▽

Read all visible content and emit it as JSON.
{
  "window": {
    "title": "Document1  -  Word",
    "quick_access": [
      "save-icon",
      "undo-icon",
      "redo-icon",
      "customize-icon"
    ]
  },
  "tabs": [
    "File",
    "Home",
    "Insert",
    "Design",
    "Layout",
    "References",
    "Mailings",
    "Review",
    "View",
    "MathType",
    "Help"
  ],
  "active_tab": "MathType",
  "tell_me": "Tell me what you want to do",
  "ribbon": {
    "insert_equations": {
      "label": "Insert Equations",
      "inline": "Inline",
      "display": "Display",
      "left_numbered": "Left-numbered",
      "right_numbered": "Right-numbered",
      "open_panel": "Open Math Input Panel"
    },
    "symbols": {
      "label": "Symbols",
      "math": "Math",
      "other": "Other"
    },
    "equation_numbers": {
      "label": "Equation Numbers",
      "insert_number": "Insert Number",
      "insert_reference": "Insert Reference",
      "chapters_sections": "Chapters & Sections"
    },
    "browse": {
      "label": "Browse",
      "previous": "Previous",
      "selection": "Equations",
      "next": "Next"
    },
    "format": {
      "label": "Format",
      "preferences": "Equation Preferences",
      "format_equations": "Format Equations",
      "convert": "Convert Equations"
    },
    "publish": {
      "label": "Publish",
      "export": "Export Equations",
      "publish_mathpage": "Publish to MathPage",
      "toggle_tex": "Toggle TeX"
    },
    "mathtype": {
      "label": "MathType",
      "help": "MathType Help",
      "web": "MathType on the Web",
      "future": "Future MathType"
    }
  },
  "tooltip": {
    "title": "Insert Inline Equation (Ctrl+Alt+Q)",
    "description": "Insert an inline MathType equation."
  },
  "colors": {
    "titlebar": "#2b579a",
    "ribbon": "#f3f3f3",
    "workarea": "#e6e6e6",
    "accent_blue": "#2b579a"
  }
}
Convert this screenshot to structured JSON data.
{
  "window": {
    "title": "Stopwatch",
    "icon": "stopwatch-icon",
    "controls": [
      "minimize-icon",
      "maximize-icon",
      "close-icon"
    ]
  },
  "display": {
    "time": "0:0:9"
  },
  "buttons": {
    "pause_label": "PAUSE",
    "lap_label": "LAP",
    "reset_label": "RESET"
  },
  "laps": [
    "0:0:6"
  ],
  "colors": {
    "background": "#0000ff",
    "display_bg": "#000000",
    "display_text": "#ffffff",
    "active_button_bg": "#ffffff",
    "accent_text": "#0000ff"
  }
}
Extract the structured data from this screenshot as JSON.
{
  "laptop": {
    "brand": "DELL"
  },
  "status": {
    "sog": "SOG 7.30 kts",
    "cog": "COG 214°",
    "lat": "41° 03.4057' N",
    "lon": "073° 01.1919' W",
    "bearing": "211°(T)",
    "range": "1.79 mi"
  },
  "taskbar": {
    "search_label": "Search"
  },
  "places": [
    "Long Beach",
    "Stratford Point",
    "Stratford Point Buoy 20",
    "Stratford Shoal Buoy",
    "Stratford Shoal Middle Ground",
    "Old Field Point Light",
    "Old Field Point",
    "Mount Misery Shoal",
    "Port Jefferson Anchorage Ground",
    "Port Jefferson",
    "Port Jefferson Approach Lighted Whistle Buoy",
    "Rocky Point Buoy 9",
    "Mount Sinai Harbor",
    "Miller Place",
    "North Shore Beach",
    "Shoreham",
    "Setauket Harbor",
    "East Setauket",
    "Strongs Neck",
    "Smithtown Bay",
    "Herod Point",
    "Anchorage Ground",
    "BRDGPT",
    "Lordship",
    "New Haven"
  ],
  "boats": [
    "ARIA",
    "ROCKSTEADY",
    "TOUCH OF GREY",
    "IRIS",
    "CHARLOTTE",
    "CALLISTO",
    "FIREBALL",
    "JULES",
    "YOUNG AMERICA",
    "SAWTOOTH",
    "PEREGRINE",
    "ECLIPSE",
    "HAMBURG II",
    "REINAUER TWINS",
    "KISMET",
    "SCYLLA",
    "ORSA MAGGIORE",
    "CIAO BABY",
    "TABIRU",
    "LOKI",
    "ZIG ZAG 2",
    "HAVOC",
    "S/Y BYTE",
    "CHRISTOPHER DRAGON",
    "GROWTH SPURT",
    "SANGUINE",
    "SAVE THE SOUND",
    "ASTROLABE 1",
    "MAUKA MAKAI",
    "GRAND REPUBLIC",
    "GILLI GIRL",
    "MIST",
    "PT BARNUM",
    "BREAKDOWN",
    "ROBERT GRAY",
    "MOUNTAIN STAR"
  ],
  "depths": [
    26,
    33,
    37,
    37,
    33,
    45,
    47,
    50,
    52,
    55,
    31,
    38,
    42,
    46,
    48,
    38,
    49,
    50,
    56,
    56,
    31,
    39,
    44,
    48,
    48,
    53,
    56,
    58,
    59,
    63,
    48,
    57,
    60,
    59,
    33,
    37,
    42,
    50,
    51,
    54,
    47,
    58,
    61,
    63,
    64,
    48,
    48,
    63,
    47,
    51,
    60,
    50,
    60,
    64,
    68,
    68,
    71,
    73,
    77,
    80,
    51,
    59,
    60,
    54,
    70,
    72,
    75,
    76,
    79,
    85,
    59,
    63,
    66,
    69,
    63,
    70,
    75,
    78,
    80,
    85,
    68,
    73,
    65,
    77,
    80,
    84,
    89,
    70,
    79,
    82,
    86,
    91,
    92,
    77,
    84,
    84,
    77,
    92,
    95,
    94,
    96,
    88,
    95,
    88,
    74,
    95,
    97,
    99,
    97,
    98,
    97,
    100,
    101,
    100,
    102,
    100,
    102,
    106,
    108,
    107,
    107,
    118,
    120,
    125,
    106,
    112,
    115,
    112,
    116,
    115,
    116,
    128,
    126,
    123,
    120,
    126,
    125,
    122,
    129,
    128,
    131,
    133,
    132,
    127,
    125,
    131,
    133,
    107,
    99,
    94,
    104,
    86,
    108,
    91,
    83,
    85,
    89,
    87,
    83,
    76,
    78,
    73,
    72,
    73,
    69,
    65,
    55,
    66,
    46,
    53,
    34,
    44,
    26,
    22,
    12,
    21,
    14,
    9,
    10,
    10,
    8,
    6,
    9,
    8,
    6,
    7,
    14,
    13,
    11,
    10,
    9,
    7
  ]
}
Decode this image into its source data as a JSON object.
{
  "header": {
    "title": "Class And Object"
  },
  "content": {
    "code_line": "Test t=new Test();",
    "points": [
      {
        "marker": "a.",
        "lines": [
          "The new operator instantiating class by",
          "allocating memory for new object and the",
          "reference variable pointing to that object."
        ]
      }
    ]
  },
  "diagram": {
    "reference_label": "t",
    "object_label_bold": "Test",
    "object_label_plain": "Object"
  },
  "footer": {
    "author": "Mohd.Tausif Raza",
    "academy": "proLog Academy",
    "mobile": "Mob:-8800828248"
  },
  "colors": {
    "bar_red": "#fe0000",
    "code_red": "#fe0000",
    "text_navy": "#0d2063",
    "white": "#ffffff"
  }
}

△

Write out each line of the data above again, exactly as given.

» Reply to the exercise
Read all visible content and emit it as JSON.
{
  "window": {
    "title": "Document1  -  Word",
    "quick_access": [
      "save-icon",
      "undo-icon",
      "redo-icon",
      "customize-icon"
    ]
  },
  "tabs": [
    "File",
    "Home",
    "Insert",
    "Design",
    "Layout",
    "References",
    "Mailings",
    "Review",
    "View",
    "MathType",
    "Help"
  ],
  "active_tab": "MathType",
  "tell_me": "Tell me what you want to do",
  "ribbon": {
    "insert_equations": {
      "label": "Insert Equations",
      "inline": "Inline",
      "display": "Display",
      "left_numbered": "Left-numbered",
      "right_numbered": "Right-numbered",
      "open_panel": "Open Math Input Panel"
    },
    "symbols": {
      "label": "Symbols",
      "math": "Math",
      "other": "Other"
    },
    "equation_numbers": {
      "label": "Equation Numbers",
      "insert_number": "Insert Number",
      "insert_reference": "Insert Reference",
      "chapters_sections": "Chapters & Sections"
    },
    "browse": {
      "label": "Browse",
      "previous": "Previous",
      "selection": "Equations",
      "next": "Next"
    },
    "format": {
      "label": "Format",
      "preferences": "Equation Preferences",
      "format_equations": "Format Equations",
      "convert": "Convert Equations"
    },
    "publish": {
      "label": "Publish",
      "export": "Export Equations",
      "publish_mathpage": "Publish to MathPage",
      "toggle_tex": "Toggle TeX"
    },
    "mathtype": {
      "label": "MathType",
      "help": "MathType Help",
      "web": "MathType on the Web",
      "future": "Future MathType"
    }
  },
  "tooltip": {
    "title": "Insert Inline Equation (Ctrl+Alt+Q)",
    "description": "Insert an inline MathType equation."
  },
  "colors": {
    "titlebar": "#2b579a",
    "ribbon": "#f3f3f3",
    "workarea": "#e6e6e6",
    "accent_blue": "#2b579a"
  }
}
Convert this screenshot to structured JSON data.
{
  "window": {
    "title": "Stopwatch",
    "icon": "stopwatch-icon",
    "controls": [
      "minimize-icon",
      "maximize-icon",
      "close-icon"
    ]
  },
  "display": {
    "time": "0:0:9"
  },
  "buttons": {
    "pause_label": "PAUSE",
    "lap_label": "LAP",
    "reset_label": "RESET"
  },
  "laps": [
    "0:0:6"
  ],
  "colors": {
    "background": "#0000ff",
    "display_bg": "#000000",
    "display_text": "#ffffff",
    "active_button_bg": "#ffffff",
    "accent_text": "#0000ff"
  }
}
Extract the structured data from this screenshot as JSON.
{
  "laptop": {
    "brand": "DELL"
  },
  "status": {
    "sog": "SOG 7.30 kts",
    "cog": "COG 214°",
    "lat": "41° 03.4057' N",
    "lon": "073° 01.1919' W",
    "bearing": "211°(T)",
    "range": "1.79 mi"
  },
  "taskbar": {
    "search_label": "Search"
  },
  "places": [
    "Long Beach",
    "Stratford Point",
    "Stratford Point Buoy 20",
    "Stratford Shoal Buoy",
    "Stratford Shoal Middle Ground",
    "Old Field Point Light",
    "Old Field Point",
    "Mount Misery Shoal",
    "Port Jefferson Anchorage Ground",
    "Port Jefferson",
    "Port Jefferson Approach Lighted Whistle Buoy",
    "Rocky Point Buoy 9",
    "Mount Sinai Harbor",
    "Miller Place",
    "North Shore Beach",
    "Shoreham",
    "Setauket Harbor",
    "East Setauket",
    "Strongs Neck",
    "Smithtown Bay",
    "Herod Point",
    "Anchorage Ground",
    "BRDGPT",
    "Lordship",
    "New Haven"
  ],
  "boats": [
    "ARIA",
    "ROCKSTEADY",
    "TOUCH OF GREY",
    "IRIS",
    "CHARLOTTE",
    "CALLISTO",
    "FIREBALL",
    "JULES",
    "YOUNG AMERICA",
    "SAWTOOTH",
    "PEREGRINE",
    "ECLIPSE",
    "HAMBURG II",
    "REINAUER TWINS",
    "KISMET",
    "SCYLLA",
    "ORSA MAGGIORE",
    "CIAO BABY",
    "TABIRU",
    "LOKI",
    "ZIG ZAG 2",
    "HAVOC",
    "S/Y BYTE",
    "CHRISTOPHER DRAGON",
    "GROWTH SPURT",
    "SANGUINE",
    "SAVE THE SOUND",
    "ASTROLABE 1",
    "MAUKA MAKAI",
    "GRAND REPUBLIC",
    "GILLI GIRL",
    "MIST",
    "PT BARNUM",
    "BREAKDOWN",
    "ROBERT GRAY",
    "MOUNTAIN STAR"
  ],
  "depths": [
    26,
    33,
    37,
    37,
    33,
    45,
    47,
    50,
    52,
    55,
    31,
    38,
    42,
    46,
    48,
    38,
    49,
    50,
    56,
    56,
    31,
    39,
    44,
    48,
    48,
    53,
    56,
    58,
    59,
    63,
    48,
    57,
    60,
    59,
    33,
    37,
    42,
    50,
    51,
    54,
    47,
    58,
    61,
    63,
    64,
    48,
    48,
    63,
    47,
    51,
    60,
    50,
    60,
    64,
    68,
    68,
    71,
    73,
    77,
    80,
    51,
    59,
    60,
    54,
    70,
    72,
    75,
    76,
    79,
    85,
    59,
    63,
    66,
    69,
    63,
    70,
    75,
    78,
    80,
    85,
    68,
    73,
    65,
    77,
    80,
    84,
    89,
    70,
    79,
    82,
    86,
    91,
    92,
    77,
    84,
    84,
    77,
    92,
    95,
    94,
    96,
    88,
    95,
    88,
    74,
    95,
    97,
    99,
    97,
    98,
    97,
    100,
    101,
    100,
    102,
    100,
    102,
    106,
    108,
    107,
    107,
    118,
    120,
    125,
    106,
    112,
    115,
    112,
    116,
    115,
    116,
    128,
    126,
    123,
    120,
    126,
    125,
    122,
    129,
    128,
    131,
    133,
    132,
    127,
    125,
    131,
    133,
    107,
    99,
    94,
    104,
    86,
    108,
    91,
    83,
    85,
    89,
    87,
    83,
    76,
    78,
    73,
    72,
    73,
    69,
    65,
    55,
    66,
    46,
    53,
    34,
    44,
    26,
    22,
    12,
    21,
    14,
    9,
    10,
    10,
    8,
    6,
    9,
    8,
    6,
    7,
    14,
    13,
    11,
    10,
    9,
    7
  ]
}
Decode this image into its source data as a JSON object.
{
  "header": {
    "title": "Class And Object"
  },
  "content": {
    "code_line": "Test t=new Test();",
    "points": [
      {
        "marker": "a.",
        "lines": [
          "The new operator instantiating class by",
          "allocating memory for new object and the",
          "reference variable pointing to that object."
        ]
      }
    ]
  },
  "diagram": {
    "reference_label": "t",
    "object_label_bold": "Test",
    "object_label_plain": "Object"
  },
  "footer": {
    "author": "Mohd.Tausif Raza",
    "academy": "proLog Academy",
    "mobile": "Mob:-8800828248"
  },
  "colors": {
    "bar_red": "#fe0000",
    "code_red": "#fe0000",
    "text_navy": "#0d2063",
    "white": "#ffffff"
  }
}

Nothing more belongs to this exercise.